§ **Stated task**
Output all of the data below exactly as given.

§ **Data for processing**
* begin *

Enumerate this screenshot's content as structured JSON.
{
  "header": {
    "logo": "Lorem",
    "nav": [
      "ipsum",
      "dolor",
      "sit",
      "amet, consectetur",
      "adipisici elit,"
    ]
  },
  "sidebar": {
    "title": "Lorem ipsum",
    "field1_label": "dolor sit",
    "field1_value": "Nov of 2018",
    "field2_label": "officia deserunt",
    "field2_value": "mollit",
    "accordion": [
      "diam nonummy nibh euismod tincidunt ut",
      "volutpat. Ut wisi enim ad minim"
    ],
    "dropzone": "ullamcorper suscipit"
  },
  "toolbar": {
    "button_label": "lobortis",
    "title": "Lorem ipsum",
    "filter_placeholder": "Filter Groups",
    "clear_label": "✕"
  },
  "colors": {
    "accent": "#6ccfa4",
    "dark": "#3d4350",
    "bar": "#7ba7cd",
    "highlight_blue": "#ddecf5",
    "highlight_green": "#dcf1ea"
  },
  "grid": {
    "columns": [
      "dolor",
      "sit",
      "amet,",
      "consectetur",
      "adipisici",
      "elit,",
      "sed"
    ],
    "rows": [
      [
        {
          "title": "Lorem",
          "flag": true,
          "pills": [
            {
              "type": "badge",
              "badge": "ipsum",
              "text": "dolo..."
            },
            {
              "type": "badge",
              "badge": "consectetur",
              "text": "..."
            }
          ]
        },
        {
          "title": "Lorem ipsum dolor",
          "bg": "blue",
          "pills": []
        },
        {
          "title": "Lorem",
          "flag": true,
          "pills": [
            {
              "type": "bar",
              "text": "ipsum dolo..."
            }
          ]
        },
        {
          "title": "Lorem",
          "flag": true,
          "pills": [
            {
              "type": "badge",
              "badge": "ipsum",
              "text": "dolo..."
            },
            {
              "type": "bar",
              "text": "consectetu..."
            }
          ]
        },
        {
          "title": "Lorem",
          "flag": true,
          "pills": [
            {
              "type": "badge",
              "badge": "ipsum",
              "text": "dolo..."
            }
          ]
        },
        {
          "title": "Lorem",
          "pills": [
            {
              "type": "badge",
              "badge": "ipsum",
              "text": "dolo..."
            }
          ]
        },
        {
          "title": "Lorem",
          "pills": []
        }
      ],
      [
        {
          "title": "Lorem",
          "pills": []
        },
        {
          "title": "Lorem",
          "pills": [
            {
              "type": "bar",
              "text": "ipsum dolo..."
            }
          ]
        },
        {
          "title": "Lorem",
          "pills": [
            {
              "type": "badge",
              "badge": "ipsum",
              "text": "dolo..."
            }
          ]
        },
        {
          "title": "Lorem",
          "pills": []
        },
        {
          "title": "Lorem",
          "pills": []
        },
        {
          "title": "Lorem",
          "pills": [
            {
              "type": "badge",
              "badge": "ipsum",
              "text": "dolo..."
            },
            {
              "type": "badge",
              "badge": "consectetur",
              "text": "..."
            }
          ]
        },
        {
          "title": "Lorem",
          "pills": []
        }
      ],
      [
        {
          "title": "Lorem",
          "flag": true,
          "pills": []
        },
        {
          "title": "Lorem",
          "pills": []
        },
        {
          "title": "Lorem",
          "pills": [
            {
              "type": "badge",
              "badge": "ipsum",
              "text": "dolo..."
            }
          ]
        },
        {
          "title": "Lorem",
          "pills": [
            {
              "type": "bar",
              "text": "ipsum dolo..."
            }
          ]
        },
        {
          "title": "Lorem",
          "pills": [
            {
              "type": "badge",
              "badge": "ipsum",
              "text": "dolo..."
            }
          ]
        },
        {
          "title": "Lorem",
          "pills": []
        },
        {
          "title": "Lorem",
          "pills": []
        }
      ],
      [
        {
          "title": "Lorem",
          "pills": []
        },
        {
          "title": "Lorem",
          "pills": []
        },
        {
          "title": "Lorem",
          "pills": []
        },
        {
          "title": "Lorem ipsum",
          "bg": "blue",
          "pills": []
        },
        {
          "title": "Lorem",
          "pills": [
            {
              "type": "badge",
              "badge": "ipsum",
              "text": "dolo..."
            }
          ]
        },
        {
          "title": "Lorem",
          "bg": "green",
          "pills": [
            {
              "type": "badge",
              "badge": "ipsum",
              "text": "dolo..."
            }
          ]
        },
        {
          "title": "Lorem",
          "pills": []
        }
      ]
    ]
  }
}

* end *

§ **Reply to the task**
Enumerate this screenshot's content as structured JSON.
{
  "header": {
    "logo": "Lorem",
    "nav": [
      "ipsum",
      "dolor",
      "sit",
      "amet, consectetur",
      "adipisici elit,"
    ]
  },
  "sidebar": {
    "title": "Lorem ipsum",
    "field1_label": "dolor sit",
    "field1_value": "Nov of 2018",
    "field2_label": "officia deserunt",
    "field2_value": "mollit",
    "accordion": [
      "diam nonummy nibh euismod tincidunt ut",
      "volutpat. Ut wisi enim ad minim"
    ],
    "dropzone": "ullamcorper suscipit"
  },
  "toolbar": {
    "button_label": "lobortis",
    "title": "Lorem ipsum",
    "filter_placeholder": "Filter Groups",
    "clear_label": "✕"
  },
  "colors": {
    "accent": "#6ccfa4",
    "dark": "#3d4350",
    "bar": "#7ba7cd",
    "highlight_blue": "#ddecf5",
    "highlight_green": "#dcf1ea"
  },
  "grid": {
    "columns": [
      "dolor",
      "sit",
      "amet,",
      "consectetur",
      "adipisici",
      "elit,",
      "sed"
    ],
    "rows": [
      [
        {
          "title": "Lorem",
          "flag": true,
          "pills": [
            {
              "type": "badge",
              "badge": "ipsum",
              "text": "dolo..."
            },
            {
              "type": "badge",
              "badge": "consectetur",
              "text": "..."
            }
          ]
        },
        {
          "title": "Lorem ipsum dolor",
          "bg": "blue",
          "pills": []
        },
        {
          "title": "Lorem",
          "flag": true,
          "pills": [
            {
              "type": "bar",
              "text": "ipsum dolo..."
            }
          ]
        },
        {
          "title": "Lorem",
          "flag": true,
          "pills": [
            {
              "type": "badge",
              "badge": "ipsum",
              "text": "dolo..."
            },
            {
              "type": "bar",
              "text": "consectetu..."
            }
          ]
        },
        {
          "title": "Lorem",
          "flag": true,
          "pills": [
            {
              "type": "badge",
              "badge": "ipsum",
              "text": "dolo..."
            }
          ]
        },
        {
          "title": "Lorem",
          "pills": [
            {
              "type": "badge",
              "badge": "ipsum",
              "text": "dolo..."
            }
          ]
        },
        {
          "title": "Lorem",
          "pills": []
        }
      ],
      [
        {
          "title": "Lorem",
          "pills": []
        },
        {
          "title": "Lorem",
          "pills": [
            {
              "type": "bar",
              "text": "ipsum dolo..."
            }
          ]
        },
        {
          "title": "Lorem",
          "pills": [
            {
              "type": "badge",
              "badge": "ipsum",
              "text": "dolo..."
            }
          ]
        },
        {
          "title": "Lorem",
          "pills": []
        },
        {
          "title": "Lorem",
          "pills": []
        },
        {
          "title": "Lorem",
          "pills": [
            {
              "type": "badge",
              "badge": "ipsum",
              "text": "dolo..."
            },
            {
              "type": "badge",
              "badge": "consectetur",
              "text": "..."
            }
          ]
        },
        {
          "title": "Lorem",
          "pills": []
        }
      ],
      [
        {
          "title": "Lorem",
          "flag": true,
          "pills": []
        },
        {
          "title": "Lorem",
          "pills": []
        },
        {
          "title": "Lorem",
          "pills": [
            {
              "type": "badge",
              "badge": "ipsum",
              "text": "dolo..."
            }
          ]
        },
        {
          "title": "Lorem",
          "pills": [
            {
              "type": "bar",
              "text": "ipsum dolo..."
            }
          ]
        },
        {
          "title": "Lorem",
          "pills": [
            {
              "type": "badge",
              "badge": "ipsum",
              "text": "dolo..."
            }
          ]
        },
        {
          "title": "Lorem",
          "pills": []
        },
        {
          "title": "Lorem",
          "pills": []
        }
      ],
      [
        {
          "title": "Lorem",
          "pills": []
        },
        {
          "title": "Lorem",
          "pills": []
        },
        {
          "title": "Lorem",
          "pills": []
        },
        {
          "title": "Lorem ipsum",
          "bg": "blue",
          "pills": []
        },
        {
          "title": "Lorem",
          "pills": [
            {
              "type": "badge",
              "badge": "ipsum",
              "text": "dolo..."
            }
          ]
        },
        {
          "title": "Lorem",
          "bg": "green",
          "pills": [
            {
              "type": "badge",
              "badge": "ipsum",
              "text": "dolo..."
            }
          ]
        },
        {
          "title": "Lorem",
          "pills": []
        }
      ]
    ]
  }
}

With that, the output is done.